▶ _AIM_
Among these lines, how many include "lymphadenopathy"? Answer only with the number.

▶ _DATA ENTRIES_
***

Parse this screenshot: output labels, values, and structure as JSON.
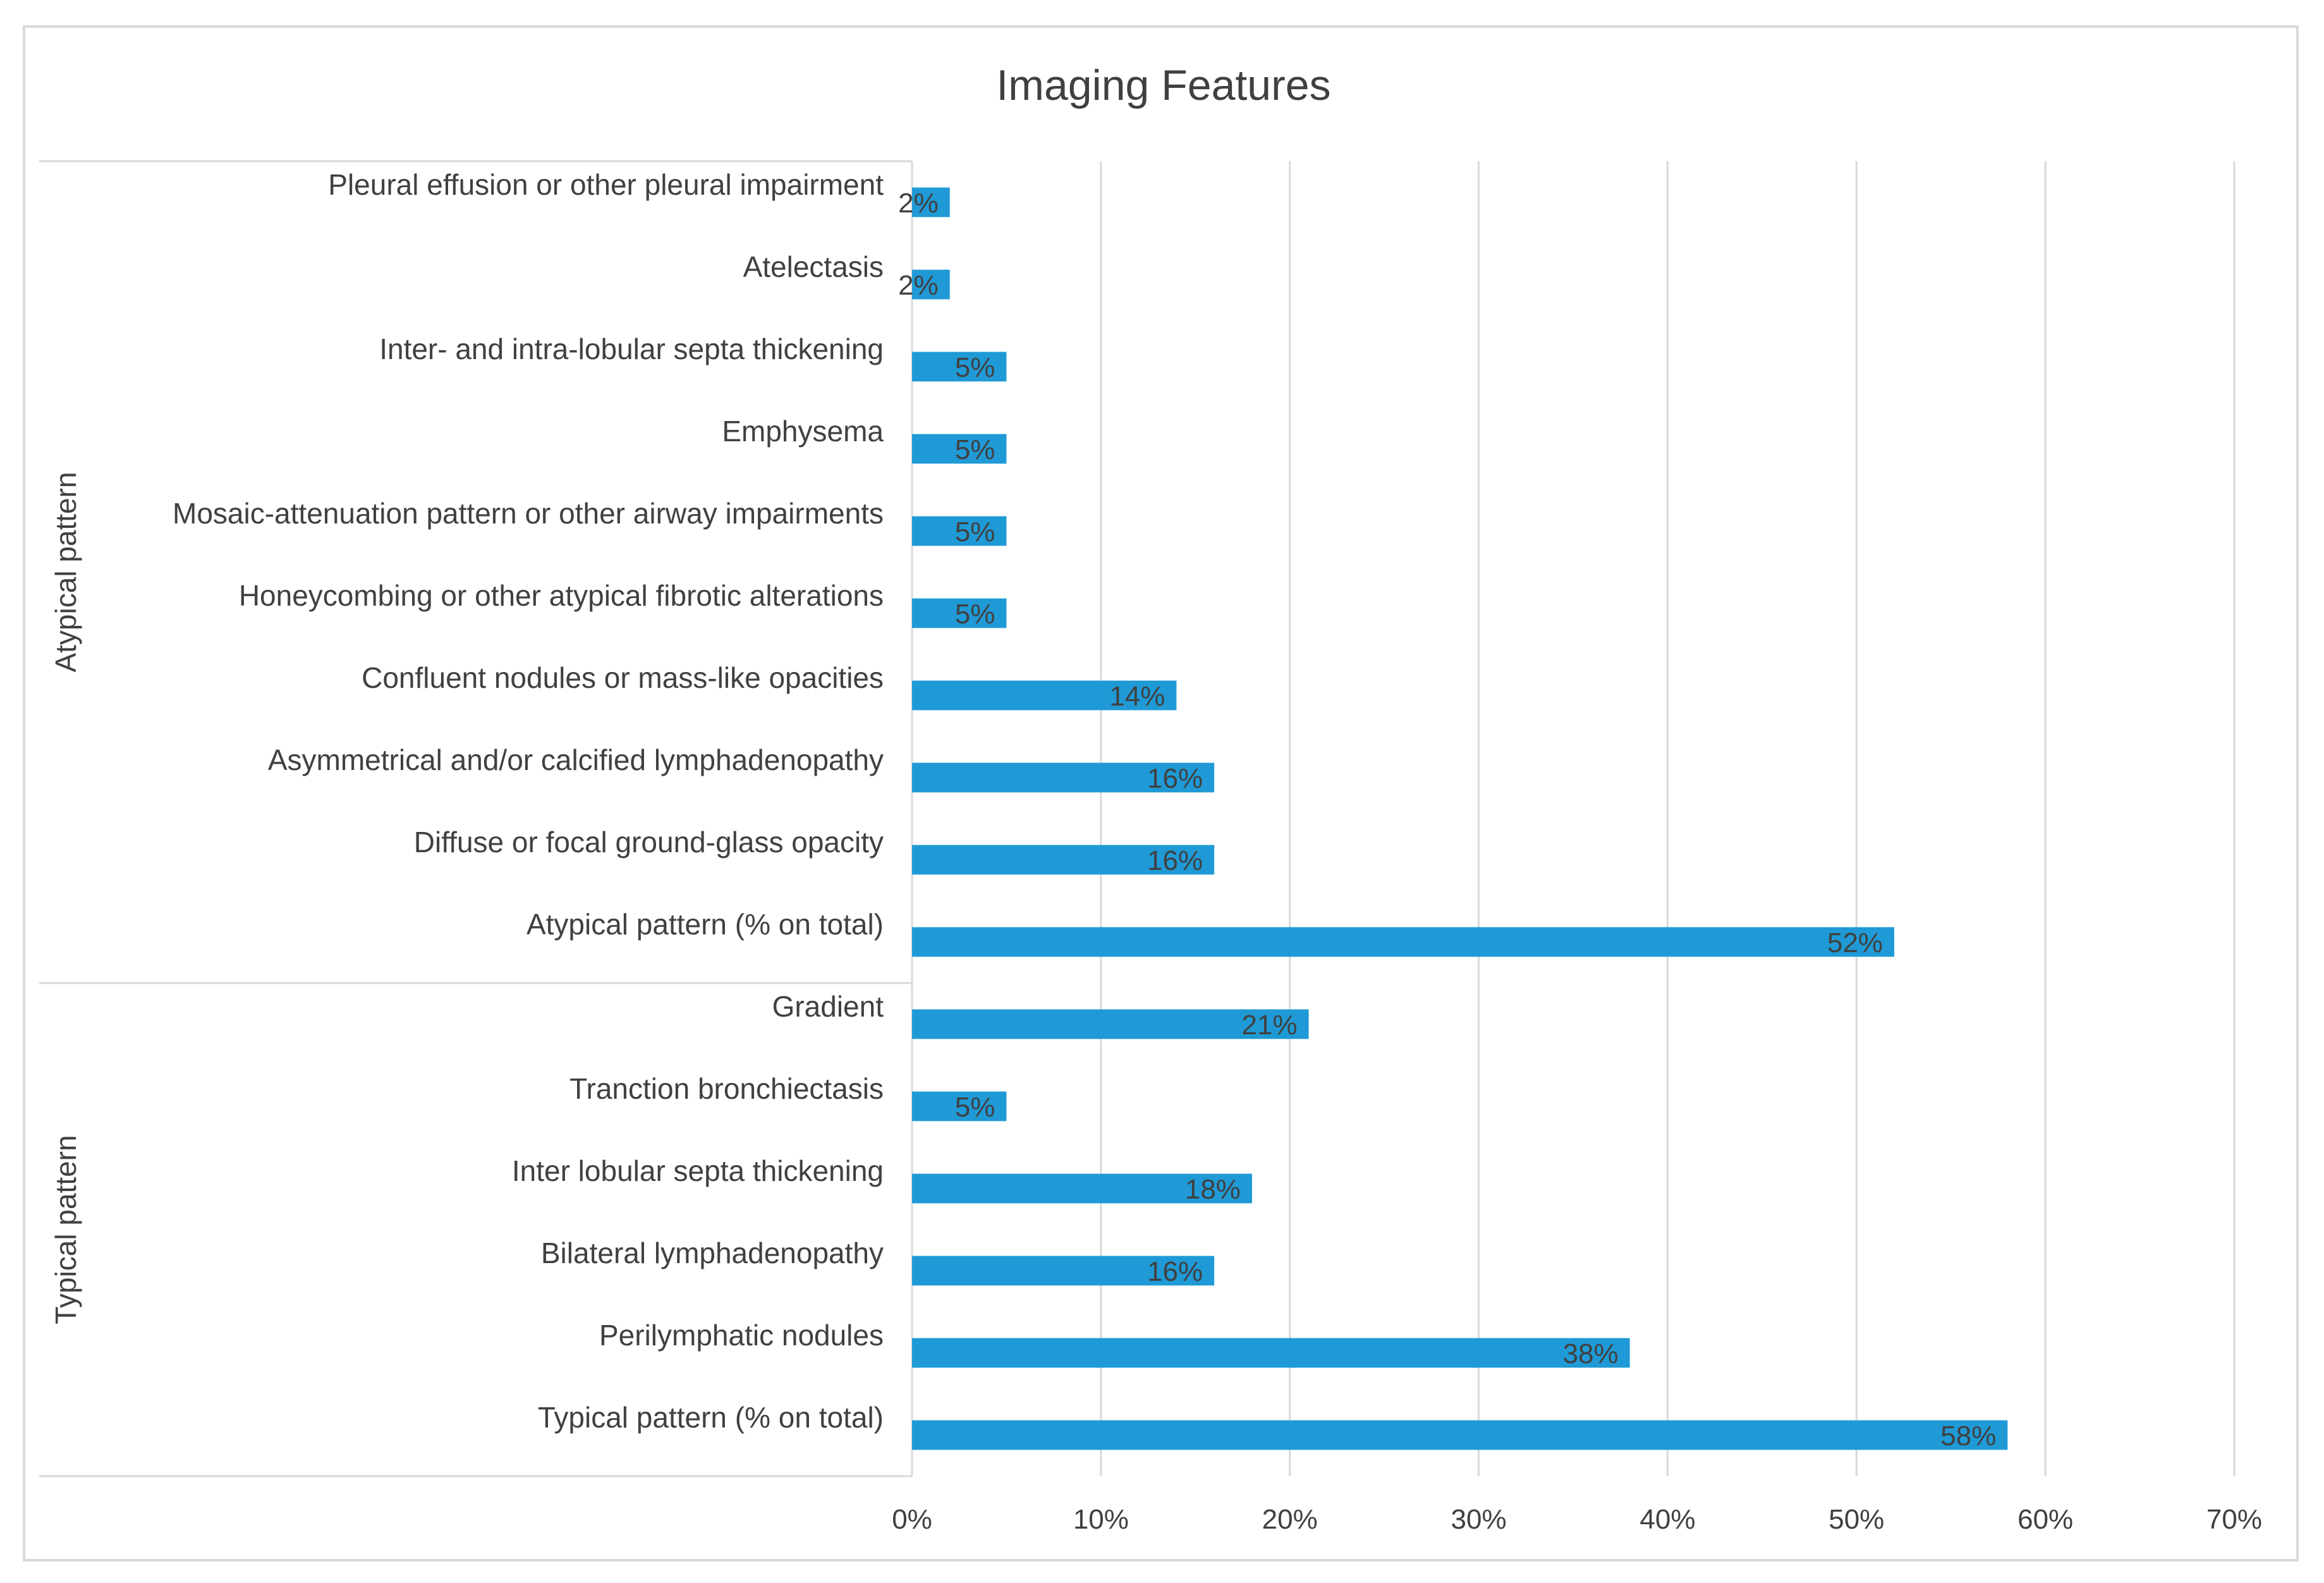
{
  "chart_data": {
    "type": "bar",
    "orientation": "horizontal",
    "title": "Imaging Features",
    "xlim": [
      0,
      0.7
    ],
    "x_ticks": [
      0,
      0.1,
      0.2,
      0.3,
      0.4,
      0.5,
      0.6,
      0.7
    ],
    "x_tick_labels": [
      "0%",
      "10%",
      "20%",
      "30%",
      "40%",
      "50%",
      "60%",
      "70%"
    ],
    "grid": "vertical",
    "legend": "none",
    "bar_color": "#1f9ad6",
    "groups": [
      {
        "name": "Atypical pattern",
        "categories": [
          "Pleural effusion or other pleural impairment",
          "Atelectasis",
          "Inter- and intra-lobular septa thickening",
          "Emphysema",
          "Mosaic-attenuation pattern or other airway impairments",
          "Honeycombing or other atypical fibrotic alterations",
          "Confluent nodules or mass-like opacities",
          "Asymmetrical and/or calcified lymphadenopathy",
          "Diffuse or focal ground-glass opacity",
          "Atypical pattern (% on total)"
        ],
        "values": [
          0.02,
          0.02,
          0.05,
          0.05,
          0.05,
          0.05,
          0.14,
          0.16,
          0.16,
          0.52
        ],
        "labels": [
          "2%",
          "2%",
          "5%",
          "5%",
          "5%",
          "5%",
          "14%",
          "16%",
          "16%",
          "52%"
        ]
      },
      {
        "name": "Typical pattern",
        "categories": [
          "Gradient",
          "Tranction bronchiectasis",
          "Inter lobular septa thickening",
          "Bilateral lymphadenopathy",
          "Perilymphatic nodules",
          "Typical pattern (% on total)"
        ],
        "values": [
          0.21,
          0.05,
          0.18,
          0.16,
          0.38,
          0.58
        ],
        "labels": [
          "21%",
          "5%",
          "18%",
          "16%",
          "38%",
          "58%"
        ]
      }
    ]
  }
}
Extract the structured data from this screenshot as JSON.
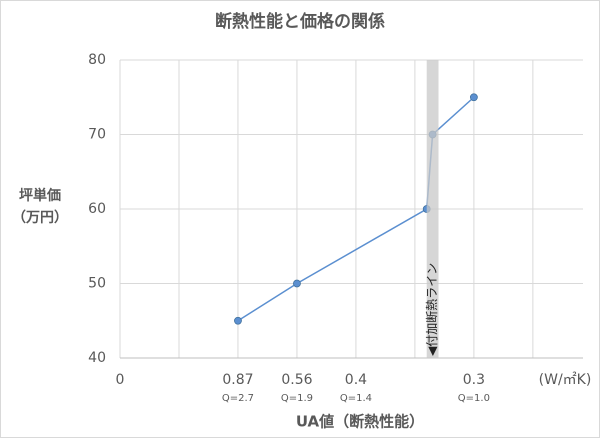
{
  "chart_data": {
    "type": "line",
    "title": "断熱性能と価格の関係",
    "x_label": "UA値（断熱性能）",
    "x_unit": "(W/㎡K)",
    "y_label": [
      "坪単価",
      "（万円）"
    ],
    "xlim": [
      0,
      7.85
    ],
    "ylim": [
      40,
      80
    ],
    "xticks": [
      0,
      {
        "value": 2,
        "label": "0.87"
      },
      {
        "value": 3,
        "label": "0.56"
      },
      {
        "value": 4,
        "label": "0.4"
      },
      {
        "value": 6,
        "label": "0.3"
      }
    ],
    "xtick_sublabels": [
      null,
      "Q=2.7",
      "Q=1.9",
      "Q=1.4",
      "Q=1.0"
    ],
    "xgrid": [
      1,
      2,
      3,
      4,
      5,
      6,
      7
    ],
    "yticks": [
      40,
      50,
      60,
      70,
      80
    ],
    "grid": true,
    "band": {
      "x": [
        5.2,
        5.4
      ],
      "label": "◀付加断熱ライン",
      "color": "#c8c8c8"
    },
    "series": [
      {
        "color": "#5b8fd0",
        "x": [
          2,
          3,
          5.2,
          5.3,
          6
        ],
        "values": [
          45,
          50,
          60,
          70,
          75
        ]
      }
    ]
  }
}
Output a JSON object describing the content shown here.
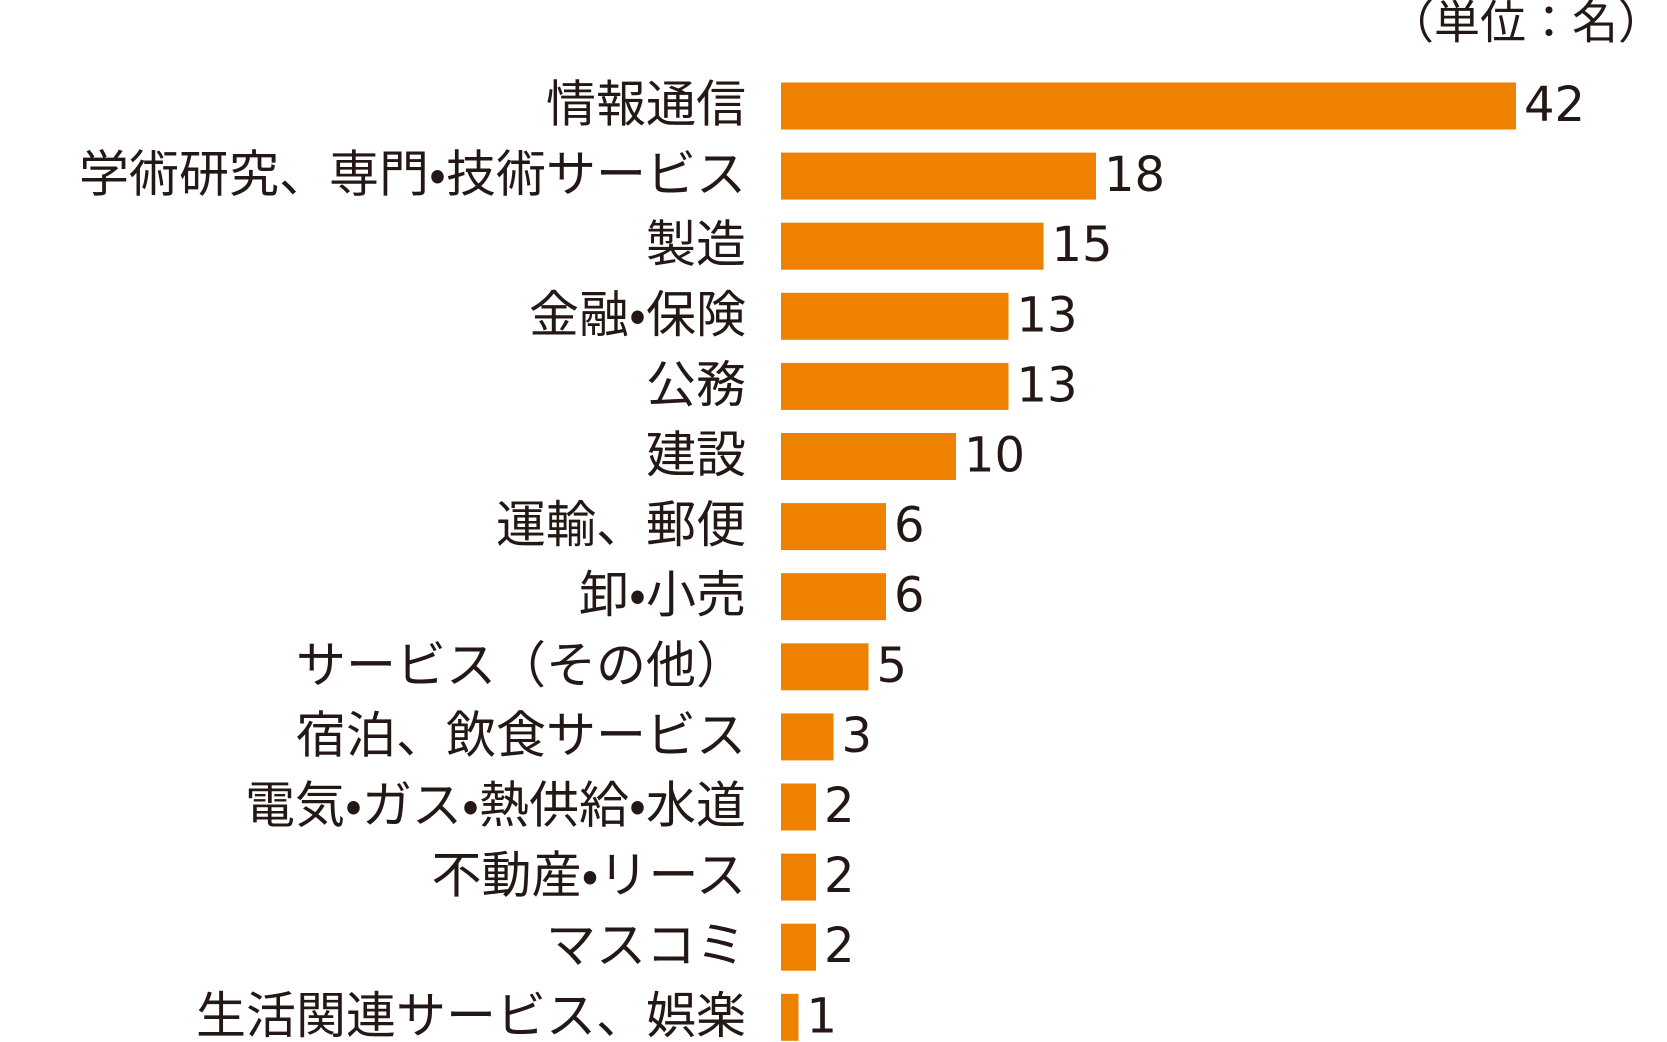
{
  "chart_data": {
    "type": "hbar",
    "unit_note": "（単位：名）",
    "categories": [
      "情報通信",
      "学術研究、専門・技術サービス",
      "製造",
      "金融・保険",
      "公務",
      "建設",
      "運輸、郵便",
      "卸・小売",
      "サービス（その他）",
      "宿泊、飲食サービス",
      "電気・ガス・熱供給・水道",
      "不動産・リース",
      "マスコミ",
      "生活関連サービス、娯楽"
    ],
    "values": [
      42,
      18,
      15,
      13,
      13,
      10,
      6,
      6,
      5,
      3,
      2,
      2,
      2,
      1
    ],
    "color": "#ee8200"
  }
}
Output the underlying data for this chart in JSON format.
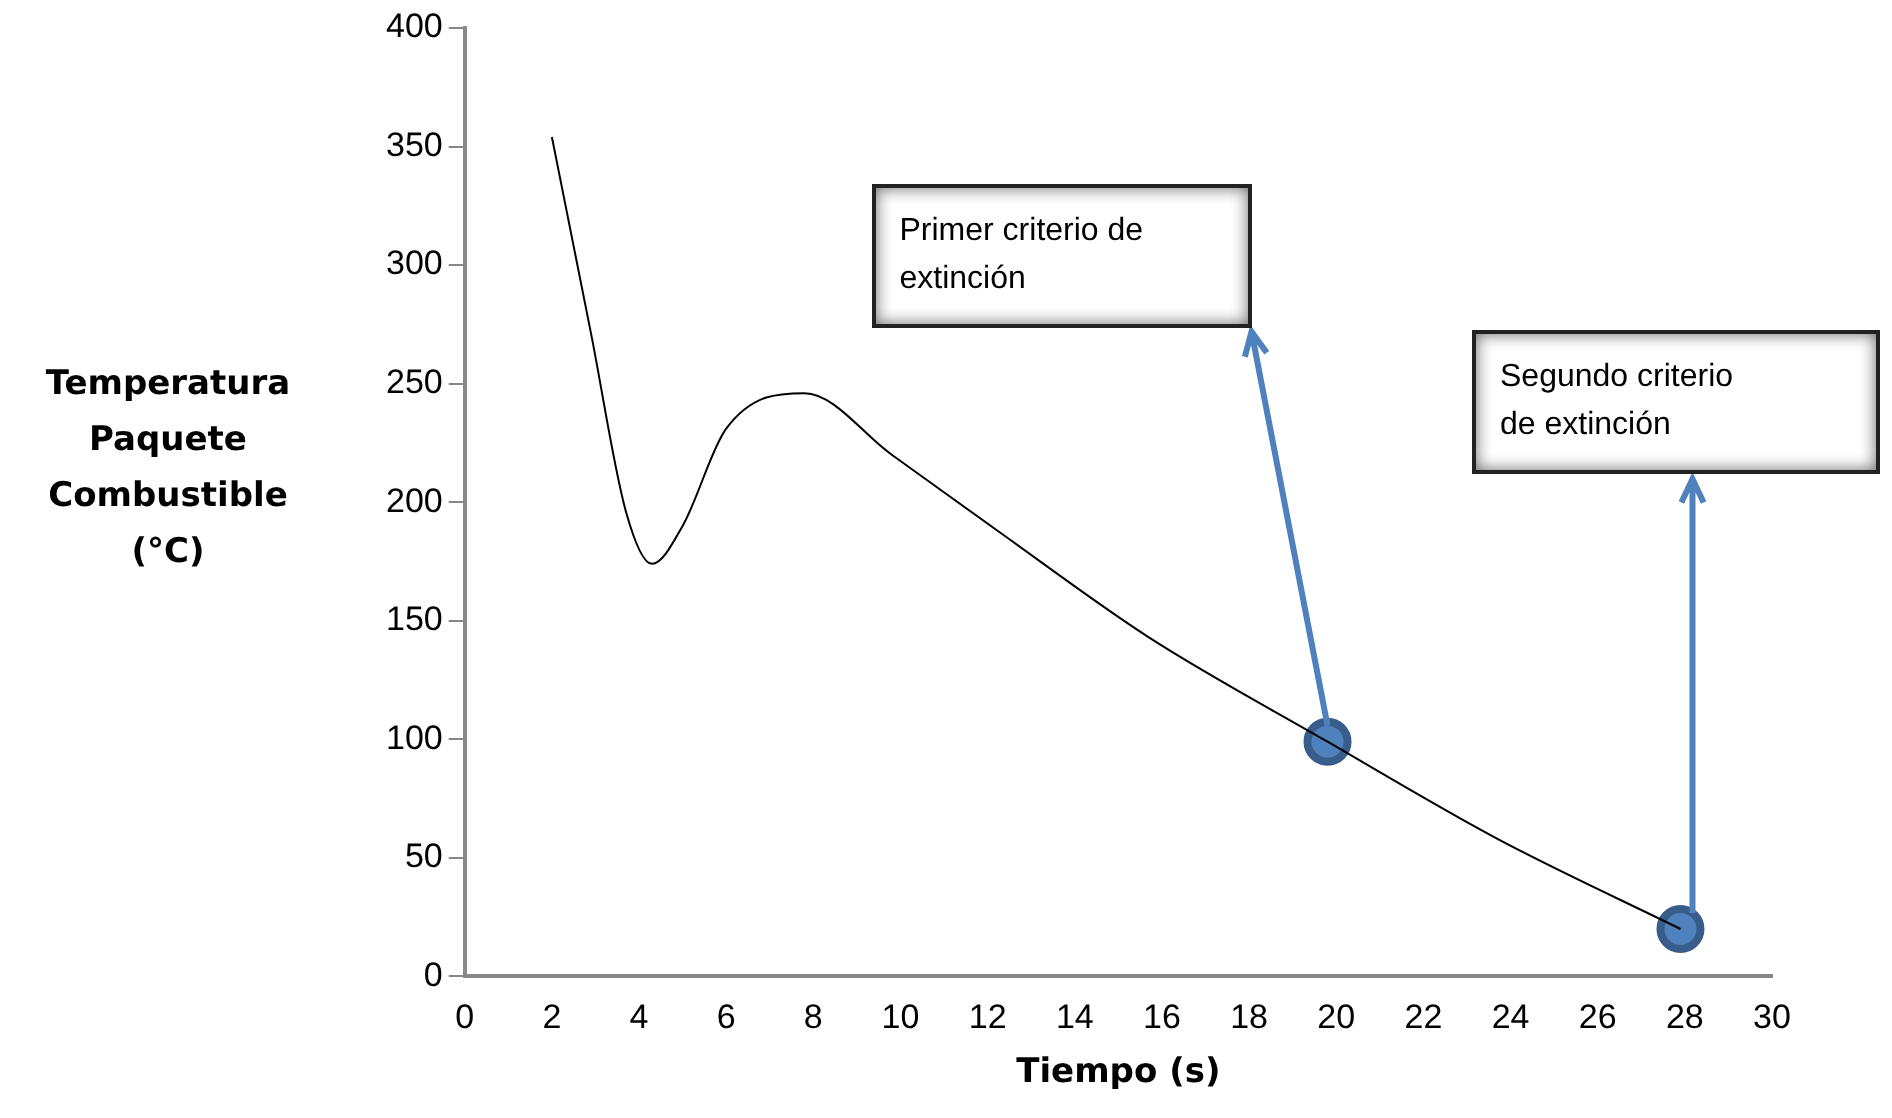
{
  "chart_data": {
    "type": "line",
    "xlabel": "Tiempo (s)",
    "ylabel": "Temperatura Paquete Combustible (°C)",
    "xlim": [
      0,
      30
    ],
    "xticks": [
      0,
      2,
      4,
      6,
      8,
      10,
      12,
      14,
      16,
      18,
      20,
      22,
      24,
      26,
      28,
      30
    ],
    "ylim": [
      0,
      400
    ],
    "yticks": [
      0,
      50,
      100,
      150,
      200,
      250,
      300,
      350,
      400
    ],
    "grid": false,
    "legend": false,
    "series": [
      {
        "color": "#000000",
        "marker": "none",
        "x": [
          2,
          2.9,
          3.7,
          4.3,
          5,
          6,
          7.8,
          9.8,
          12.3,
          15.7,
          19.8,
          23.7,
          27.9
        ],
        "values": [
          354,
          271,
          196,
          174,
          190,
          231,
          246,
          220,
          187,
          143,
          99,
          58,
          20
        ]
      },
      {
        "type": "scatter",
        "color": "#4f81bd",
        "marker": "circle",
        "x": [
          19.8,
          27.9
        ],
        "values": [
          99,
          20
        ]
      }
    ],
    "annotations": [
      "Primer criterio de extinción",
      "Segundo criterio de extinción"
    ]
  }
}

***

▶ _EXERCISE RESULT_
2